#### Written instruction
From the listing below, tally the lines that include "content". Return only the total.

#### Dataset excerpts
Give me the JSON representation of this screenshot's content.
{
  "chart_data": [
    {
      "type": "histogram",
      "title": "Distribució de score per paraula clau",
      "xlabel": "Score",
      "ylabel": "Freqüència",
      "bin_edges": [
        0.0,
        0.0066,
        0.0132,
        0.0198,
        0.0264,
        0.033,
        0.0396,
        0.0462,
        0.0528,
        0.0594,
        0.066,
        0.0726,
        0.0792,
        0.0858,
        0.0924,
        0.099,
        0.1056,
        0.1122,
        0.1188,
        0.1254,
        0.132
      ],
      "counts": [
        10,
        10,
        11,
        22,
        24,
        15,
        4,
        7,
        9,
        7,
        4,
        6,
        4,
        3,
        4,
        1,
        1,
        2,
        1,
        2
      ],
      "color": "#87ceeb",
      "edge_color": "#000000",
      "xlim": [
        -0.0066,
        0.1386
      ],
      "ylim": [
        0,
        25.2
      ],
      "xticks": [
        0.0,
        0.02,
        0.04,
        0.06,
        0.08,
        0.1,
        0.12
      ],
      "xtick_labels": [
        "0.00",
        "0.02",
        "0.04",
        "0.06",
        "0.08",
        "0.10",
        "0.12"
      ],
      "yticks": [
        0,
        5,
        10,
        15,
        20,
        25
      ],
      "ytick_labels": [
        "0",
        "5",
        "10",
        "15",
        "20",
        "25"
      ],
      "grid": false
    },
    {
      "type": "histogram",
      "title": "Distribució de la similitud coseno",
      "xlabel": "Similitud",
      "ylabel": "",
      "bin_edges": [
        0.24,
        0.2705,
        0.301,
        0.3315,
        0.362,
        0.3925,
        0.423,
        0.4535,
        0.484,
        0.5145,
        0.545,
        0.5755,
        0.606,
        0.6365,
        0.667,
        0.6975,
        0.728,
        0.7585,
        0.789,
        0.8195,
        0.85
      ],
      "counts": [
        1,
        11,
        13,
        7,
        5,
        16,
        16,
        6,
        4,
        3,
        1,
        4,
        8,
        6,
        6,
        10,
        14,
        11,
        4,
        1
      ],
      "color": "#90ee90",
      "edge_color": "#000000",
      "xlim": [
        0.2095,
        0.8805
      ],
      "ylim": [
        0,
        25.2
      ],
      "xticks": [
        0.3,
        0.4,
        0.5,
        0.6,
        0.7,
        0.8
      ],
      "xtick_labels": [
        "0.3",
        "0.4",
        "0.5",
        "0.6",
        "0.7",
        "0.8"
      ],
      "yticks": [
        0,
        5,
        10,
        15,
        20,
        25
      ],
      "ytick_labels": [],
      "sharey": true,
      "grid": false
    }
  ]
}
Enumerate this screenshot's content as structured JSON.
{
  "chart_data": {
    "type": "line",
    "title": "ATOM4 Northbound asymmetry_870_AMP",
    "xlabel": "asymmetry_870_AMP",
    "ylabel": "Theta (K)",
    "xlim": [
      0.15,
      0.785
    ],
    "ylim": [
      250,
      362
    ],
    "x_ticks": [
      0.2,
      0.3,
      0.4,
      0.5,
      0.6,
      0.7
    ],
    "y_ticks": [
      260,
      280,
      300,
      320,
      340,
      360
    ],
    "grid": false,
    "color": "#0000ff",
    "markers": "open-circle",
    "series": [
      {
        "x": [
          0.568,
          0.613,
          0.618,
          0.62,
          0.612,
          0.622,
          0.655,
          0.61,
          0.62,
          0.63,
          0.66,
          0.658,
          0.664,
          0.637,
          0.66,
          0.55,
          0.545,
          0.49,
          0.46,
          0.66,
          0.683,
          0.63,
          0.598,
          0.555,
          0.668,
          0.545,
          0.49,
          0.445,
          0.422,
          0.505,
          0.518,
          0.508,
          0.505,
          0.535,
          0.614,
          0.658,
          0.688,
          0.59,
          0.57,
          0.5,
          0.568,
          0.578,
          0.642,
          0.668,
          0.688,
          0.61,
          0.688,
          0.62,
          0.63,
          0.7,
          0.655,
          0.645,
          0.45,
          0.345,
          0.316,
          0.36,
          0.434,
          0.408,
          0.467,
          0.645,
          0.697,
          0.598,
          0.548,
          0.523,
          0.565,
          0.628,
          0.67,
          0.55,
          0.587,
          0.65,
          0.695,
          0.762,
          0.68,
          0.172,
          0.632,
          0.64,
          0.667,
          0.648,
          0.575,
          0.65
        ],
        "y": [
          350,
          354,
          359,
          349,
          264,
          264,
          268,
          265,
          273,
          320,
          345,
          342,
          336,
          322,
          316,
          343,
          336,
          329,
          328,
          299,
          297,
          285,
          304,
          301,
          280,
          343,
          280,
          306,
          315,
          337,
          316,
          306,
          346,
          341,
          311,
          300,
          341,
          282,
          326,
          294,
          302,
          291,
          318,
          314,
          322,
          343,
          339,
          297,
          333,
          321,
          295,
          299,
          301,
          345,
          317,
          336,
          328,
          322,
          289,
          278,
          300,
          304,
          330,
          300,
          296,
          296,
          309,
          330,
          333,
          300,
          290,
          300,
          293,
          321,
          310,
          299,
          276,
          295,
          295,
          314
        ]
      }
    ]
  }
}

#### Complete output
2